DIRECTIVE —
Write out the listing below again, precisely as it is given.
--- PROVIDED DATA ---
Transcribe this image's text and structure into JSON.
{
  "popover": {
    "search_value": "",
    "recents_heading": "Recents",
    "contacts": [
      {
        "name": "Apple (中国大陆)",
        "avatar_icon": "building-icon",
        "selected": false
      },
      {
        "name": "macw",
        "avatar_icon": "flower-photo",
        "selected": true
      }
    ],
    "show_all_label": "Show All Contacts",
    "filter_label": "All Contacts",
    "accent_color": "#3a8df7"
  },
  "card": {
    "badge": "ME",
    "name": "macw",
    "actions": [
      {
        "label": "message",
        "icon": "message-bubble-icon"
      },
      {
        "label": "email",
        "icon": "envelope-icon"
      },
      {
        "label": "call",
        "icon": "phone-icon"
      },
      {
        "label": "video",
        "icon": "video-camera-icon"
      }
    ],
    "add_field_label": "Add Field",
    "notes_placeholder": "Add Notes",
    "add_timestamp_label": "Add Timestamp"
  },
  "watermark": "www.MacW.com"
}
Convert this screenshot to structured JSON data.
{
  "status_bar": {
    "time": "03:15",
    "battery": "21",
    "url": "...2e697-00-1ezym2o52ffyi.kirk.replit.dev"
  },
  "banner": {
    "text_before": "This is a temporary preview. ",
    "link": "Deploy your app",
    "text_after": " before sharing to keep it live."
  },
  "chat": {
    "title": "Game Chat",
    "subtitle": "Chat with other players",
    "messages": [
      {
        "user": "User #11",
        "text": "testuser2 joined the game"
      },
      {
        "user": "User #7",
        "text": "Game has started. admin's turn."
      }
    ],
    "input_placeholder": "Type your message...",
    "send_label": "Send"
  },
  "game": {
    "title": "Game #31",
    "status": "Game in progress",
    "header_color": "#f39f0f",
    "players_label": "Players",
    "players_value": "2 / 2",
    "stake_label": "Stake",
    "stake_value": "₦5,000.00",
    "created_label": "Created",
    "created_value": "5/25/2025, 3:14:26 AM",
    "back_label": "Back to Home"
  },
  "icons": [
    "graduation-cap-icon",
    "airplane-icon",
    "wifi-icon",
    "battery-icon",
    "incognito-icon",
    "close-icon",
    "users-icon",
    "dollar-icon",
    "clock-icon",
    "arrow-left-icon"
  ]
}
---
SOLUTION FOR THIS EXERCISE —
Transcribe this image's text and structure into JSON.
{
  "popover": {
    "search_value": "",
    "recents_heading": "Recents",
    "contacts": [
      {
        "name": "Apple (中国大陆)",
        "avatar_icon": "building-icon",
        "selected": false
      },
      {
        "name": "macw",
        "avatar_icon": "flower-photo",
        "selected": true
      }
    ],
    "show_all_label": "Show All Contacts",
    "filter_label": "All Contacts",
    "accent_color": "#3a8df7"
  },
  "card": {
    "badge": "ME",
    "name": "macw",
    "actions": [
      {
        "label": "message",
        "icon": "message-bubble-icon"
      },
      {
        "label": "email",
        "icon": "envelope-icon"
      },
      {
        "label": "call",
        "icon": "phone-icon"
      },
      {
        "label": "video",
        "icon": "video-camera-icon"
      }
    ],
    "add_field_label": "Add Field",
    "notes_placeholder": "Add Notes",
    "add_timestamp_label": "Add Timestamp"
  },
  "watermark": "www.MacW.com"
}
Convert this screenshot to structured JSON data.
{
  "status_bar": {
    "time": "03:15",
    "battery": "21",
    "url": "...2e697-00-1ezym2o52ffyi.kirk.replit.dev"
  },
  "banner": {
    "text_before": "This is a temporary preview. ",
    "link": "Deploy your app",
    "text_after": " before sharing to keep it live."
  },
  "chat": {
    "title": "Game Chat",
    "subtitle": "Chat with other players",
    "messages": [
      {
        "user": "User #11",
        "text": "testuser2 joined the game"
      },
      {
        "user": "User #7",
        "text": "Game has started. admin's turn."
      }
    ],
    "input_placeholder": "Type your message...",
    "send_label": "Send"
  },
  "game": {
    "title": "Game #31",
    "status": "Game in progress",
    "header_color": "#f39f0f",
    "players_label": "Players",
    "players_value": "2 / 2",
    "stake_label": "Stake",
    "stake_value": "₦5,000.00",
    "created_label": "Created",
    "created_value": "5/25/2025, 3:14:26 AM",
    "back_label": "Back to Home"
  },
  "icons": [
    "graduation-cap-icon",
    "airplane-icon",
    "wifi-icon",
    "battery-icon",
    "incognito-icon",
    "close-icon",
    "users-icon",
    "dollar-icon",
    "clock-icon",
    "arrow-left-icon"
  ]
}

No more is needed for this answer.